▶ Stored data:
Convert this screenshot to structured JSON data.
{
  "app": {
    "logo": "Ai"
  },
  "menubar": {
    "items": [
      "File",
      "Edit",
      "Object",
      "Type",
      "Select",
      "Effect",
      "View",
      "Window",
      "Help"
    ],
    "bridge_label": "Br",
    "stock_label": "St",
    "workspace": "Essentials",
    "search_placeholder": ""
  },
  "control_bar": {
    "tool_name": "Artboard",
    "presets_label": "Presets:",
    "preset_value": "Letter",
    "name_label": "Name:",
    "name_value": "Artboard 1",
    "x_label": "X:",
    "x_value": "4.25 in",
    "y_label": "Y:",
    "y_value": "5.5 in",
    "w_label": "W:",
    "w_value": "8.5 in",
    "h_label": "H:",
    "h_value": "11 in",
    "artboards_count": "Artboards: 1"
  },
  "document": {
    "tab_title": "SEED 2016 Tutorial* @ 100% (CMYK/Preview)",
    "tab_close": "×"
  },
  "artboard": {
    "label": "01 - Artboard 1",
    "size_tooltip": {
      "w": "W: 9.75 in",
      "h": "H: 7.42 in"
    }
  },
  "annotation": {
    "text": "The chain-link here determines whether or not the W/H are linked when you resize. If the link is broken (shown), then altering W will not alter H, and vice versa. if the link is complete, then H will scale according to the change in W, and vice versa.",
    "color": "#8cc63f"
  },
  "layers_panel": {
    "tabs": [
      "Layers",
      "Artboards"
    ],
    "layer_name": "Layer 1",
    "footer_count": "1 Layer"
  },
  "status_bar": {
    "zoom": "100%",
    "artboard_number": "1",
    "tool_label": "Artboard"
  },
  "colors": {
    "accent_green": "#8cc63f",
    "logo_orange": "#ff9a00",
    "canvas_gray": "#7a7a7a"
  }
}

▶ WORK TO COMPLETE: Return what is listed above, exactly and completely.

▶ THE ANSWER:
Convert this screenshot to structured JSON data.
{
  "app": {
    "logo": "Ai"
  },
  "menubar": {
    "items": [
      "File",
      "Edit",
      "Object",
      "Type",
      "Select",
      "Effect",
      "View",
      "Window",
      "Help"
    ],
    "bridge_label": "Br",
    "stock_label": "St",
    "workspace": "Essentials",
    "search_placeholder": ""
  },
  "control_bar": {
    "tool_name": "Artboard",
    "presets_label": "Presets:",
    "preset_value": "Letter",
    "name_label": "Name:",
    "name_value": "Artboard 1",
    "x_label": "X:",
    "x_value": "4.25 in",
    "y_label": "Y:",
    "y_value": "5.5 in",
    "w_label": "W:",
    "w_value": "8.5 in",
    "h_label": "H:",
    "h_value": "11 in",
    "artboards_count": "Artboards: 1"
  },
  "document": {
    "tab_title": "SEED 2016 Tutorial* @ 100% (CMYK/Preview)",
    "tab_close": "×"
  },
  "artboard": {
    "label": "01 - Artboard 1",
    "size_tooltip": {
      "w": "W: 9.75 in",
      "h": "H: 7.42 in"
    }
  },
  "annotation": {
    "text": "The chain-link here determines whether or not the W/H are linked when you resize. If the link is broken (shown), then altering W will not alter H, and vice versa. if the link is complete, then H will scale according to the change in W, and vice versa.",
    "color": "#8cc63f"
  },
  "layers_panel": {
    "tabs": [
      "Layers",
      "Artboards"
    ],
    "layer_name": "Layer 1",
    "footer_count": "1 Layer"
  },
  "status_bar": {
    "zoom": "100%",
    "artboard_number": "1",
    "tool_label": "Artboard"
  },
  "colors": {
    "accent_green": "#8cc63f",
    "logo_orange": "#ff9a00",
    "canvas_gray": "#7a7a7a"
  }
}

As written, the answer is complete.